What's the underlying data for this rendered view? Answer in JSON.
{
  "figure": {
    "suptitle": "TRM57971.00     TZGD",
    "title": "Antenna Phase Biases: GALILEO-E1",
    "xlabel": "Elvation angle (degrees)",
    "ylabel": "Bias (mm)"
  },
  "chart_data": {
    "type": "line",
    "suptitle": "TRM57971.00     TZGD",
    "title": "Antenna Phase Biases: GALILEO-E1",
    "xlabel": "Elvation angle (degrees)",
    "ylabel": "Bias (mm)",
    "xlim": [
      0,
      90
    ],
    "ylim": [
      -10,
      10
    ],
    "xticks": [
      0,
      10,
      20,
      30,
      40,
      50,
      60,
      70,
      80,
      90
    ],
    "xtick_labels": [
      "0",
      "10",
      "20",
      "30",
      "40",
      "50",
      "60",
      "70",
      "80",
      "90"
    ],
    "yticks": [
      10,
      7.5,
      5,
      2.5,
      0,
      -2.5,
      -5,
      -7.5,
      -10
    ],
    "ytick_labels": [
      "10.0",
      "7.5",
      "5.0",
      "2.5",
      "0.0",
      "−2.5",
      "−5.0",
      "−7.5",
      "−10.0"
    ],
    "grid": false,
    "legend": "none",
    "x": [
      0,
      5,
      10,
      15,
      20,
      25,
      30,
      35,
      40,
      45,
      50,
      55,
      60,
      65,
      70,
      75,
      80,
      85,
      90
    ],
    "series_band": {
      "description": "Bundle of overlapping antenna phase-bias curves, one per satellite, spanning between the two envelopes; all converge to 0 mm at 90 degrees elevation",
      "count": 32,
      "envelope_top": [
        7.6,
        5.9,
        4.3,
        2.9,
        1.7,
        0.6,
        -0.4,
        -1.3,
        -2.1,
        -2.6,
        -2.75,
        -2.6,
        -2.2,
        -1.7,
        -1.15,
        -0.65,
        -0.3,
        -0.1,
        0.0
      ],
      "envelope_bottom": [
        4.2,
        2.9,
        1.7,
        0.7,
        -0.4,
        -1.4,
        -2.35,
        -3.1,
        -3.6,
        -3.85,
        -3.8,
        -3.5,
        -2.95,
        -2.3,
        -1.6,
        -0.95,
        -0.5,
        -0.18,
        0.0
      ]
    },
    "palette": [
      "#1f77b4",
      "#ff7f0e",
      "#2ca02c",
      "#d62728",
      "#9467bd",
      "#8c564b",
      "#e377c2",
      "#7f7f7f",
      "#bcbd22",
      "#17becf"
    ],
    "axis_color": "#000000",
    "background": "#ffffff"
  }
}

---

## WORK REQUIRED
Repeat the material word for word, in full.

## SOLUTION TO THE EXERCISE
What's the underlying data for this rendered view? Answer in JSON.
{
  "figure": {
    "suptitle": "TRM57971.00     TZGD",
    "title": "Antenna Phase Biases: GALILEO-E1",
    "xlabel": "Elvation angle (degrees)",
    "ylabel": "Bias (mm)"
  },
  "chart_data": {
    "type": "line",
    "suptitle": "TRM57971.00     TZGD",
    "title": "Antenna Phase Biases: GALILEO-E1",
    "xlabel": "Elvation angle (degrees)",
    "ylabel": "Bias (mm)",
    "xlim": [
      0,
      90
    ],
    "ylim": [
      -10,
      10
    ],
    "xticks": [
      0,
      10,
      20,
      30,
      40,
      50,
      60,
      70,
      80,
      90
    ],
    "xtick_labels": [
      "0",
      "10",
      "20",
      "30",
      "40",
      "50",
      "60",
      "70",
      "80",
      "90"
    ],
    "yticks": [
      10,
      7.5,
      5,
      2.5,
      0,
      -2.5,
      -5,
      -7.5,
      -10
    ],
    "ytick_labels": [
      "10.0",
      "7.5",
      "5.0",
      "2.5",
      "0.0",
      "−2.5",
      "−5.0",
      "−7.5",
      "−10.0"
    ],
    "grid": false,
    "legend": "none",
    "x": [
      0,
      5,
      10,
      15,
      20,
      25,
      30,
      35,
      40,
      45,
      50,
      55,
      60,
      65,
      70,
      75,
      80,
      85,
      90
    ],
    "series_band": {
      "description": "Bundle of overlapping antenna phase-bias curves, one per satellite, spanning between the two envelopes; all converge to 0 mm at 90 degrees elevation",
      "count": 32,
      "envelope_top": [
        7.6,
        5.9,
        4.3,
        2.9,
        1.7,
        0.6,
        -0.4,
        -1.3,
        -2.1,
        -2.6,
        -2.75,
        -2.6,
        -2.2,
        -1.7,
        -1.15,
        -0.65,
        -0.3,
        -0.1,
        0.0
      ],
      "envelope_bottom": [
        4.2,
        2.9,
        1.7,
        0.7,
        -0.4,
        -1.4,
        -2.35,
        -3.1,
        -3.6,
        -3.85,
        -3.8,
        -3.5,
        -2.95,
        -2.3,
        -1.6,
        -0.95,
        -0.5,
        -0.18,
        0.0
      ]
    },
    "palette": [
      "#1f77b4",
      "#ff7f0e",
      "#2ca02c",
      "#d62728",
      "#9467bd",
      "#8c564b",
      "#e377c2",
      "#7f7f7f",
      "#bcbd22",
      "#17becf"
    ],
    "axis_color": "#000000",
    "background": "#ffffff"
  }
}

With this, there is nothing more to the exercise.